§ **TEXT**
>> start

4.5 Late- and Post-Variscan deformation

In the Basque Massifs, a N-striking fracture cleavage is superimposed on Ss over an area coinciding with a regional gravity anomaly surrounding the 267 Ma Aya pluton (Figs. 2 and 3; see Debon and Guitard, 1996). This cleavage being crosscut by the Alpine cleavage affecting the neighboring Triassic deposits (Villalobos Vilches and del Valle de Lersundi, 1973; our own observations), it is most likely Permian in age and linked to the emplacement of the Aya pluton (Denèle et al., 2012).

In the Southern part of the Axial Zone, Alpine thrust faults root into the steep Variscan shear zones and acquire shallower northern dip towards the surface. These faults achieved thrusting of basement over the Meso-Cenozoic series of the Southern Pyrenean zone, with cumulated throw ranging from a few kilometers to 10–15 km (e.g., the Eaux-Chaudes and Orri thrusts; Fig. 4, cross-sections 2 and 3, see also Déramond, 1979; Majesté-Menjoulas, 1979).

>> end

§ **SET PROBLEM A**
In the text on Late- and Post-Variscan deformation, how old is the Aya pluton?

§ **RECORD EXCERPTS**
>> start

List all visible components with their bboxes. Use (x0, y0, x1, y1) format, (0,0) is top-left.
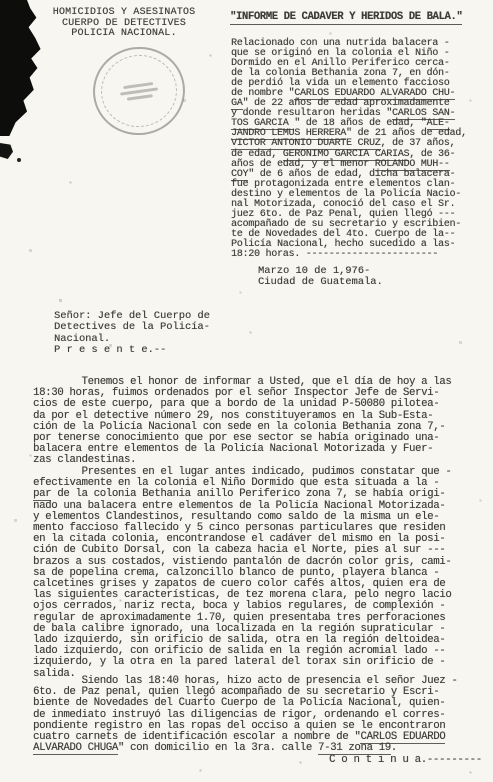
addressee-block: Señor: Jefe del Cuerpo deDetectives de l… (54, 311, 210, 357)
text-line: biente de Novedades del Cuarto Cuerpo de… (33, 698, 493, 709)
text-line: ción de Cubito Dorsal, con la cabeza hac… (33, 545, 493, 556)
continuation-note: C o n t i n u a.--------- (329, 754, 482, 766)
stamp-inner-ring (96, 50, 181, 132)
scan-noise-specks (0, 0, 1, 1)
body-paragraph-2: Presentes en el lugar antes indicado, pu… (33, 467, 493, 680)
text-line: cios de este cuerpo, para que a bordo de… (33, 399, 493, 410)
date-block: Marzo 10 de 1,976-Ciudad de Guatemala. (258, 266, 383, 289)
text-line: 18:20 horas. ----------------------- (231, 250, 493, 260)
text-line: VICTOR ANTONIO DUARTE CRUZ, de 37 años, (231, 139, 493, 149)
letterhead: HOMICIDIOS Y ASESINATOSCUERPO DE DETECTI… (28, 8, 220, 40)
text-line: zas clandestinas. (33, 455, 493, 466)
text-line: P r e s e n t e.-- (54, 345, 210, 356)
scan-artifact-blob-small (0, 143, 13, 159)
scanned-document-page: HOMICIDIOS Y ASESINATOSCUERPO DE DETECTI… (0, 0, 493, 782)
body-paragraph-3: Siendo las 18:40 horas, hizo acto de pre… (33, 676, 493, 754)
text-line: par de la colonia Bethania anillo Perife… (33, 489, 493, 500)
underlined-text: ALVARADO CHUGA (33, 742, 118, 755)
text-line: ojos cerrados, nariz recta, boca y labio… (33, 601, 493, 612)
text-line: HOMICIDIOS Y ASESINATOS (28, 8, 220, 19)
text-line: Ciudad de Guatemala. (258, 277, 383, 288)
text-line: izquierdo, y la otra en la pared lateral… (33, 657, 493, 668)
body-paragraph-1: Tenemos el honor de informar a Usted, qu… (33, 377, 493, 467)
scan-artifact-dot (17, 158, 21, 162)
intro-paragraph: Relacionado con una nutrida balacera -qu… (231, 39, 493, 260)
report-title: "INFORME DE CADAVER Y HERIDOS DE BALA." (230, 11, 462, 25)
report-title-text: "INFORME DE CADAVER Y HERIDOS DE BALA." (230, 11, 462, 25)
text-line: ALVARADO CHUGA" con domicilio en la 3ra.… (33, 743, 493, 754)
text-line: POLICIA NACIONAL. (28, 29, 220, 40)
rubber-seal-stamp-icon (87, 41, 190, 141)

>> end

§ **SET PROBLEM B**
From the records, copy the part that opens with the line containing "addressee-block: Señor: Jefe" and closes with the line containing "underlined-text: ALVARADO CHUGA", both lines included. Keep every line unchanged.

§ **WRITTEN SOLUTION A**
267 Ma

§ **WRITTEN SOLUTION B**
addressee-block: Señor: Jefe del Cuerpo deDetectives de l… (54, 311, 210, 357)
text-line: biente de Novedades del Cuarto Cuerpo de… (33, 698, 493, 709)
text-line: ción de Cubito Dorsal, con la cabeza hac… (33, 545, 493, 556)
continuation-note: C o n t i n u a.--------- (329, 754, 482, 766)
stamp-inner-ring (96, 50, 181, 132)
scan-noise-specks (0, 0, 1, 1)
body-paragraph-2: Presentes en el lugar antes indicado, pu… (33, 467, 493, 680)
text-line: cios de este cuerpo, para que a bordo de… (33, 399, 493, 410)
date-block: Marzo 10 de 1,976-Ciudad de Guatemala. (258, 266, 383, 289)
text-line: 18:20 horas. ----------------------- (231, 250, 493, 260)
text-line: VICTOR ANTONIO DUARTE CRUZ, de 37 años, (231, 139, 493, 149)
letterhead: HOMICIDIOS Y ASESINATOSCUERPO DE DETECTI… (28, 8, 220, 40)
text-line: zas clandestinas. (33, 455, 493, 466)
text-line: P r e s e n t e.-- (54, 345, 210, 356)
scan-artifact-blob-small (0, 143, 13, 159)
scanned-document-page: HOMICIDIOS Y ASESINATOSCUERPO DE DETECTI… (0, 0, 493, 782)
body-paragraph-3: Siendo las 18:40 horas, hizo acto de pre… (33, 676, 493, 754)
text-line: par de la colonia Bethania anillo Perife… (33, 489, 493, 500)
underlined-text: ALVARADO CHUGA (33, 742, 118, 755)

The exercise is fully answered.